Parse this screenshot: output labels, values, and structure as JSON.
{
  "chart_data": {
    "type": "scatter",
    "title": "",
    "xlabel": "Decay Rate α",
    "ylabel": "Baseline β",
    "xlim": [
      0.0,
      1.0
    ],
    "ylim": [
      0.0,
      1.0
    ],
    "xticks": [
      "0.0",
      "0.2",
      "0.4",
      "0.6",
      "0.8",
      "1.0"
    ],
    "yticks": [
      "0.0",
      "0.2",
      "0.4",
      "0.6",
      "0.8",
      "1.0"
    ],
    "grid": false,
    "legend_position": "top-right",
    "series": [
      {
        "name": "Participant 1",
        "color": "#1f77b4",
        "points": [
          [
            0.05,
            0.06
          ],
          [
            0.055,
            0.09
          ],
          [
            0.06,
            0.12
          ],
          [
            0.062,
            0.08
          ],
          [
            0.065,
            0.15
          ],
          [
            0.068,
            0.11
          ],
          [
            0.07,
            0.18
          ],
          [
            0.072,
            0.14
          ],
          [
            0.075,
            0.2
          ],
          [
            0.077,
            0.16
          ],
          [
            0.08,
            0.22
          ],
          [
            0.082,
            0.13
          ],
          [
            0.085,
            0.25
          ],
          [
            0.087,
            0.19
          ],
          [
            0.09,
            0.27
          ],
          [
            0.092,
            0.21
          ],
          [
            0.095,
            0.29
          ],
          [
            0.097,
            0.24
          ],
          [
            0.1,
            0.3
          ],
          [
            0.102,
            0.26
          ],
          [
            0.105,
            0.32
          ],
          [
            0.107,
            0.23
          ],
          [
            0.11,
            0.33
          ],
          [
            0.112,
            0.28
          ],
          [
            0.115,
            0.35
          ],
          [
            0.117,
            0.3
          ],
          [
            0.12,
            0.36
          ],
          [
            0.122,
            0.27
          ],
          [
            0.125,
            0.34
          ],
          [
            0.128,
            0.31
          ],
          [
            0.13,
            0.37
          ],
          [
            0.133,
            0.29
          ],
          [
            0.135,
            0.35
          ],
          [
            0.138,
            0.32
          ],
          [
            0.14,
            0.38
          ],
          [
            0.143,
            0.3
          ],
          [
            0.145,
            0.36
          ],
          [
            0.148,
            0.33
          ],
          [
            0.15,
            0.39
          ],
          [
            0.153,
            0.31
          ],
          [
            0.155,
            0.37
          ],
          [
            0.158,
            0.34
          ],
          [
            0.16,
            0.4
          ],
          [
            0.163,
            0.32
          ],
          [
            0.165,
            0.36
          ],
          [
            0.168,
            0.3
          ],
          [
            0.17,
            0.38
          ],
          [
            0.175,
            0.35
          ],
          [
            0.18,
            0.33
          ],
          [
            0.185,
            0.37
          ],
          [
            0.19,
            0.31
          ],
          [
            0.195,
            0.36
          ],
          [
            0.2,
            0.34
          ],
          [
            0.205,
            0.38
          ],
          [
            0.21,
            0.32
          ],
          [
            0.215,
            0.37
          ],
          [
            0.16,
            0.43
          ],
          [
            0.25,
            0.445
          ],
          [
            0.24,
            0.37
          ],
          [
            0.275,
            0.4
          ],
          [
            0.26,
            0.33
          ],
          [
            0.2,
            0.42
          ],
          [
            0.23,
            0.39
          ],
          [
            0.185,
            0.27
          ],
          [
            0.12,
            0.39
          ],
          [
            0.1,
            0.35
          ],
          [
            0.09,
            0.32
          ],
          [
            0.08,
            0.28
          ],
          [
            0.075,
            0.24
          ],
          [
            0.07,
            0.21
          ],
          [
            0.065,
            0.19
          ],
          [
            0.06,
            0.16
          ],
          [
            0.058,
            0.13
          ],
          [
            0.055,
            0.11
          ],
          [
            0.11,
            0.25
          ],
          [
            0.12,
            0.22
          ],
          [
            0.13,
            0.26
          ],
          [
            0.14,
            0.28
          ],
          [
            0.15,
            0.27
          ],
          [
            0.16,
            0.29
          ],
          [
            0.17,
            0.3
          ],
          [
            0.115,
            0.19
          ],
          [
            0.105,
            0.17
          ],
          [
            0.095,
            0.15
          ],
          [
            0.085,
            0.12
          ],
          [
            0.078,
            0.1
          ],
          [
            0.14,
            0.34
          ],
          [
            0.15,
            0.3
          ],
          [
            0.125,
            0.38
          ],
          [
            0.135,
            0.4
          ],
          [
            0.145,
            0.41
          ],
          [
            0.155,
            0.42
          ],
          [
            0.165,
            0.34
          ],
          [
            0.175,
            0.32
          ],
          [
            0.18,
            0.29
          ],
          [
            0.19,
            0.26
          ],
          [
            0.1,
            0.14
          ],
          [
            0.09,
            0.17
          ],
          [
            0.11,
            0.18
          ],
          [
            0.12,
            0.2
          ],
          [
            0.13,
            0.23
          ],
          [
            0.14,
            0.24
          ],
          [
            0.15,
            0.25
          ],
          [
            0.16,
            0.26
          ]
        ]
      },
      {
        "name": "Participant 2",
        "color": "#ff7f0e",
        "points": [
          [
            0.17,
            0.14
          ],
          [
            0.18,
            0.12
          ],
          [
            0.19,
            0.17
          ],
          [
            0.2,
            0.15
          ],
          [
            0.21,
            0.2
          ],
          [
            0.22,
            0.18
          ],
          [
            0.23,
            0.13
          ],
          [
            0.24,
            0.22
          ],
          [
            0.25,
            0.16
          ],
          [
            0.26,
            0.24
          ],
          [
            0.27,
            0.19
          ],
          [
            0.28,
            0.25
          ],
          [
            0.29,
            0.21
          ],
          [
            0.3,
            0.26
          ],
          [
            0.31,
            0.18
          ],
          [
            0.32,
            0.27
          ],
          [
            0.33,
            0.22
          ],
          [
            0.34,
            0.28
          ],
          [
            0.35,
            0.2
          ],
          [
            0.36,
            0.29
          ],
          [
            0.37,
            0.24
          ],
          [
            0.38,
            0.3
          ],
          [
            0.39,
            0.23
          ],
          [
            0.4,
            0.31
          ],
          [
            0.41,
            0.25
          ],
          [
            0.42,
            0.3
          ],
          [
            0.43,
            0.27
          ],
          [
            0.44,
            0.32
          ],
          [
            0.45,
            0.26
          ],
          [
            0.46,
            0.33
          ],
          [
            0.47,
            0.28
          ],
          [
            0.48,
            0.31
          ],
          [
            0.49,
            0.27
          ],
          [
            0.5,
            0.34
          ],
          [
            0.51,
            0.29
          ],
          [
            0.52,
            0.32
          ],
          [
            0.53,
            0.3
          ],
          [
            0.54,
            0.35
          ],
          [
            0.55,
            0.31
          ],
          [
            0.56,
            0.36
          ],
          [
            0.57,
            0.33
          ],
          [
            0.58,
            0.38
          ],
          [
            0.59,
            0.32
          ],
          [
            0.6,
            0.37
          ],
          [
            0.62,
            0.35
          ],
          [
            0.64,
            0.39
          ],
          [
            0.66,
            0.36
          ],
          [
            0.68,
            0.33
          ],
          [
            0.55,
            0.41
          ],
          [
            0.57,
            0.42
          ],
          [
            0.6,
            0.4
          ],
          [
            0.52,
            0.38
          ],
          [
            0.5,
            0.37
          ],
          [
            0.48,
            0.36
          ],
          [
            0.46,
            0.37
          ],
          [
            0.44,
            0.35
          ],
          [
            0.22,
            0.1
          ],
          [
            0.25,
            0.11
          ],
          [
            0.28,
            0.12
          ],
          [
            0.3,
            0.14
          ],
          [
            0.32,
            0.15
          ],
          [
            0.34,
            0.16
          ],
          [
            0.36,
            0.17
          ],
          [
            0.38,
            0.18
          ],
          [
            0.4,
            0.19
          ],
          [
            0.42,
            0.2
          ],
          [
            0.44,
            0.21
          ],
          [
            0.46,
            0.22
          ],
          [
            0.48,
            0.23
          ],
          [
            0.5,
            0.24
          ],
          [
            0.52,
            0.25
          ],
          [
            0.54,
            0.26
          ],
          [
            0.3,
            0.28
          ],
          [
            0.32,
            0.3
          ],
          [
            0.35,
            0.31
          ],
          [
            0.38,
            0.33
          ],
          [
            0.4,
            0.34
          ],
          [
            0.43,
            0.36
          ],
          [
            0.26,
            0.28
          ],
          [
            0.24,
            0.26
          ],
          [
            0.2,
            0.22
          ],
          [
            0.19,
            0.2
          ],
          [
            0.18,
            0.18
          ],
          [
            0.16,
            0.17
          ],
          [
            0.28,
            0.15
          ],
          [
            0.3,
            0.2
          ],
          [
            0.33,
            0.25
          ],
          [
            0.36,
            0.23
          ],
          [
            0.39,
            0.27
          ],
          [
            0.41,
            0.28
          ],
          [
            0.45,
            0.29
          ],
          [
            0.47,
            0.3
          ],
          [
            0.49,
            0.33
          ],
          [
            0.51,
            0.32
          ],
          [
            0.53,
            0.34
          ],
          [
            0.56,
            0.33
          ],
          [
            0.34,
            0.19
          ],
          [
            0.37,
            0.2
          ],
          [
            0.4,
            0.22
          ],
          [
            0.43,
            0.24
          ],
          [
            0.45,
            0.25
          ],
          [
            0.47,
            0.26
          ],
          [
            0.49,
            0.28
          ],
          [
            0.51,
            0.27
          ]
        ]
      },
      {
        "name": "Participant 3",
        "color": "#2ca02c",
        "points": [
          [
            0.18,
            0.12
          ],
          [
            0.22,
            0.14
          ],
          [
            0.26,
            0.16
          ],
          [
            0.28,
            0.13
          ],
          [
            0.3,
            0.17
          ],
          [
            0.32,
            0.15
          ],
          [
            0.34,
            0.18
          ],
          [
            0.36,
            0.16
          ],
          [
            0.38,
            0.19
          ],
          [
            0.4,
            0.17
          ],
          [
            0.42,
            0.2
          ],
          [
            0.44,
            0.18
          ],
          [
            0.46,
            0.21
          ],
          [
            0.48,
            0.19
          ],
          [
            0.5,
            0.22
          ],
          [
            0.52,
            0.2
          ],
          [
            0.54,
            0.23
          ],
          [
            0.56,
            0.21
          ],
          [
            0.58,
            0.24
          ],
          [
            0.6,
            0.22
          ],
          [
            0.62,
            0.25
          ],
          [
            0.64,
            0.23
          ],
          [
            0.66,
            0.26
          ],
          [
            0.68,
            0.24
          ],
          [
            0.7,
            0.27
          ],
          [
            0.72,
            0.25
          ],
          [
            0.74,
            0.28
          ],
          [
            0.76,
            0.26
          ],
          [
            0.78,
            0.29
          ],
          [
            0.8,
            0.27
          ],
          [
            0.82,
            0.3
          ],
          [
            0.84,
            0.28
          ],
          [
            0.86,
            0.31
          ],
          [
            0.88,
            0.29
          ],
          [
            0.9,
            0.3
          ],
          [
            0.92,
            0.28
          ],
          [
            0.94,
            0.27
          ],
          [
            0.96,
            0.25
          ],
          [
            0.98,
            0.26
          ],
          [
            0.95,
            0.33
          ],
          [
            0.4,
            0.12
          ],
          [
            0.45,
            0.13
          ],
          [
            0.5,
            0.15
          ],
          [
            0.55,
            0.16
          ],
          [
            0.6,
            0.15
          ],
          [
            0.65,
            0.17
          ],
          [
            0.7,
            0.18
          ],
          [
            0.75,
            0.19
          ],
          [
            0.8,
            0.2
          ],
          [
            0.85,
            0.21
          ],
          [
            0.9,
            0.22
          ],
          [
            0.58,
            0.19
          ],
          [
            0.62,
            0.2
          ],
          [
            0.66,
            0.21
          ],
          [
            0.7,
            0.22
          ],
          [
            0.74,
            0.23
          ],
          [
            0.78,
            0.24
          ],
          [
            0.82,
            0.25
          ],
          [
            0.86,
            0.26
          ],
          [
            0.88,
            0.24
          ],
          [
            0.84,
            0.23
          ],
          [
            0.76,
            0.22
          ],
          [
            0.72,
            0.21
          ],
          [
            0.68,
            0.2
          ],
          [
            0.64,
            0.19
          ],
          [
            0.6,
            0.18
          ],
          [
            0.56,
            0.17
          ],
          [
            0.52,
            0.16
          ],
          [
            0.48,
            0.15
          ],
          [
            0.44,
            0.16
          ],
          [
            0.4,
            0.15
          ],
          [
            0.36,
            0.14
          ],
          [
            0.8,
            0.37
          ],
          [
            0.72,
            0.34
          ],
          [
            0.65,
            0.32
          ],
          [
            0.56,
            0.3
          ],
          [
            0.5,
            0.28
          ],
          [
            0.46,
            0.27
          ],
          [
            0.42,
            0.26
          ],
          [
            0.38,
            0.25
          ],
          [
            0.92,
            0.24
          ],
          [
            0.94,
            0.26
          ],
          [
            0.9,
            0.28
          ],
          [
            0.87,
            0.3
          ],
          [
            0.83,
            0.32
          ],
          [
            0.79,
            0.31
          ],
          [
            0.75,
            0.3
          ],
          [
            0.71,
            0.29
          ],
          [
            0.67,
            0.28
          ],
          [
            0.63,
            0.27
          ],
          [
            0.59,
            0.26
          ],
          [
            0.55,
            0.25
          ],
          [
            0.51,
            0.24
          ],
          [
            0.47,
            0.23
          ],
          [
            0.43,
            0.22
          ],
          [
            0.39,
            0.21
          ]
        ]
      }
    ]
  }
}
* * *
Identify the lines that hold the word "Participant". Copy every one of them.

## Full output:
        "name": "Participant 1",
        "name": "Participant 2",
        "name": "Participant 3",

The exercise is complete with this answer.